_Task 1:_ Write out, from the post on the TomEE 403 error, the passage from "RealmBase.hasResourcePermission() (base class" up to and including "log .isDebugEnabled() )".
_Task 2:_ In the post on the TomEE 403 error, what security role does TomcatWsRegistry.createNewContext add to the context?

_Excerpted passage:_
=-=-=

I found that the I'm getting a 403 because TomEERealm.hasResourcePermission()
compares my logged in role (Administrator) with the only security constraint
that it has within its context (which is 'default').  I would have assumed
that somehow the @DeclareRoles(value = {"Administrator"}) would have also
added a security constraint for 'Administrator'.  But since only 'default'
exists, the method returns false for hasRole().

RealmBase.hasResourcePermission() (base class of TomEERealm)
 - roles == [default]
 - principle == GenericPrincipal[tomee(Administrator,)]


                 for (int j = 0; j < roles. length; j++) {
                    if (hasRole( null, principal, roles[j])) {
                        status = true ;
                        if ( log .isDebugEnabled() )
                            log .debug( "Role found:  " + roles[j]);
                    }
                    else if ( log.isDebugEnabled() )
                        log .debug( "No role found:  " + roles[j]);
                }

I then took a look to see how the security constraints are built.  Below is
the only reference I see to adding security roles (and is where the
'default' is coming from):

TomcatWsRegistry.createNewContext(ClassLoader, String, String, String,
String) 
            SecurityConstraint sc = new SecurityConstraint();
            sc.addAuthRole( "*" );
            sc.addCollection(collection);
            sc.setAuthConstraint( true );
            sc.setUserConstraint(transportGuarantee);
            context.addConstraint(sc);
            context. addSecurityRole( "default");

Could this have something to do with me deploying my webservice as a jar
(and not within a war - defining constraints within web.xml)?  How else
would the WS's declared roles be added?

=-=-=

_Data provided:_
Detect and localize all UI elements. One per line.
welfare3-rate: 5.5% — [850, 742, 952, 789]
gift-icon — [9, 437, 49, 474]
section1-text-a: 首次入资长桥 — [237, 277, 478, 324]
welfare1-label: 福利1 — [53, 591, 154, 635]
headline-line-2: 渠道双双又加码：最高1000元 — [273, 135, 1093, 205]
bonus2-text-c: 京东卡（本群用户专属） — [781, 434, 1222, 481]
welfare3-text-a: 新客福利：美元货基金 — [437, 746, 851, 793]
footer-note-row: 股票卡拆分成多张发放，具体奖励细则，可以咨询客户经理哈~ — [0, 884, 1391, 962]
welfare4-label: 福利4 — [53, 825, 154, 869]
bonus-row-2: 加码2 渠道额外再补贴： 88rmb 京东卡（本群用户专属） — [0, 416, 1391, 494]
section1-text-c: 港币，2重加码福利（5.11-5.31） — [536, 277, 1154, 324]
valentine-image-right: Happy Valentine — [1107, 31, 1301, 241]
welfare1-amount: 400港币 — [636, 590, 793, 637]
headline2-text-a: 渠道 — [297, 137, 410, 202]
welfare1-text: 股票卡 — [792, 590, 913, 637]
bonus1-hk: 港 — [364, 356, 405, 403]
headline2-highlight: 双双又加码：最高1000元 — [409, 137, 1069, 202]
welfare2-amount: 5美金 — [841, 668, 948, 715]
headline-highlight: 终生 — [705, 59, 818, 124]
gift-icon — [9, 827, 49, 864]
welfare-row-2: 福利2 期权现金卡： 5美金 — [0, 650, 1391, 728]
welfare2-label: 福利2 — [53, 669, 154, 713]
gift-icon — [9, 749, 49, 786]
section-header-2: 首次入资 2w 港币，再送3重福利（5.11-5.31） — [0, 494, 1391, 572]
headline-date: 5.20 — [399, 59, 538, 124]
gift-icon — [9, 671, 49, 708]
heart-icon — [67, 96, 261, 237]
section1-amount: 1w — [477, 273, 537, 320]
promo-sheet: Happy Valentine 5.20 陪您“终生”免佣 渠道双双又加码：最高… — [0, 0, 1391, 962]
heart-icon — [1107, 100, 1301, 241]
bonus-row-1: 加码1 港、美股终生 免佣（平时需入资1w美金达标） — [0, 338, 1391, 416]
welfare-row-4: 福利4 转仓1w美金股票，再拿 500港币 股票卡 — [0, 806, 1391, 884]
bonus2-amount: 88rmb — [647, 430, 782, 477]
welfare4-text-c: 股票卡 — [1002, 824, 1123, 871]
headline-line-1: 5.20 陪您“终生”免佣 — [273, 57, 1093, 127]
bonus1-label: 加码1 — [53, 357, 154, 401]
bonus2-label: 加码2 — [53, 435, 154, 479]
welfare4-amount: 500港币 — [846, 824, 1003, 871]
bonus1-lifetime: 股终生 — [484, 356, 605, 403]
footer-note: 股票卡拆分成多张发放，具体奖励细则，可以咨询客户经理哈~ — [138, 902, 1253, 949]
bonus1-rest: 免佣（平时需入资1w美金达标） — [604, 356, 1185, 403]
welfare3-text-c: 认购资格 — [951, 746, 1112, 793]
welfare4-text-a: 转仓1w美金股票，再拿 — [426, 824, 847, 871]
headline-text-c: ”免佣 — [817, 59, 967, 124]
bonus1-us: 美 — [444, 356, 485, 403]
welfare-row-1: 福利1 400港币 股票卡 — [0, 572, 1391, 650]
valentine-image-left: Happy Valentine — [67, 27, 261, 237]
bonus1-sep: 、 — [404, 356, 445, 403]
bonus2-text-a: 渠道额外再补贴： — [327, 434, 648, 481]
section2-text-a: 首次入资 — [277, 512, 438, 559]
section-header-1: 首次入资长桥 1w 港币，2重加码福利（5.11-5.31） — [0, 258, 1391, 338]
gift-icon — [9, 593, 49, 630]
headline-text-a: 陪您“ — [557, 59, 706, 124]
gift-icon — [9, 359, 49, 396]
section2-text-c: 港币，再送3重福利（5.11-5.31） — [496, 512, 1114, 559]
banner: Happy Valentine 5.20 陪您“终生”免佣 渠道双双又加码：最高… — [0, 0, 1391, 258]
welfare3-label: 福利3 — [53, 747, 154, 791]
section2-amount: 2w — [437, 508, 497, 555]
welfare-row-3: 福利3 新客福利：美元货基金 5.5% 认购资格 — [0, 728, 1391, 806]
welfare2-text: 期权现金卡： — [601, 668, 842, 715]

=-=-=

_Response box 1:_
RealmBase.hasResourcePermission() (base class of TomEERealm)
 - roles == [default]
 - principle == GenericPrincipal[tomee(Administrator,)]


                 for (int j = 0; j < roles. length; j++) {
                    if (hasRole( null, principal, roles[j])) {
                        status = true ;
                        if ( log .isDebugEnabled() )

_Response box 2:_ It adds the security role 'default'.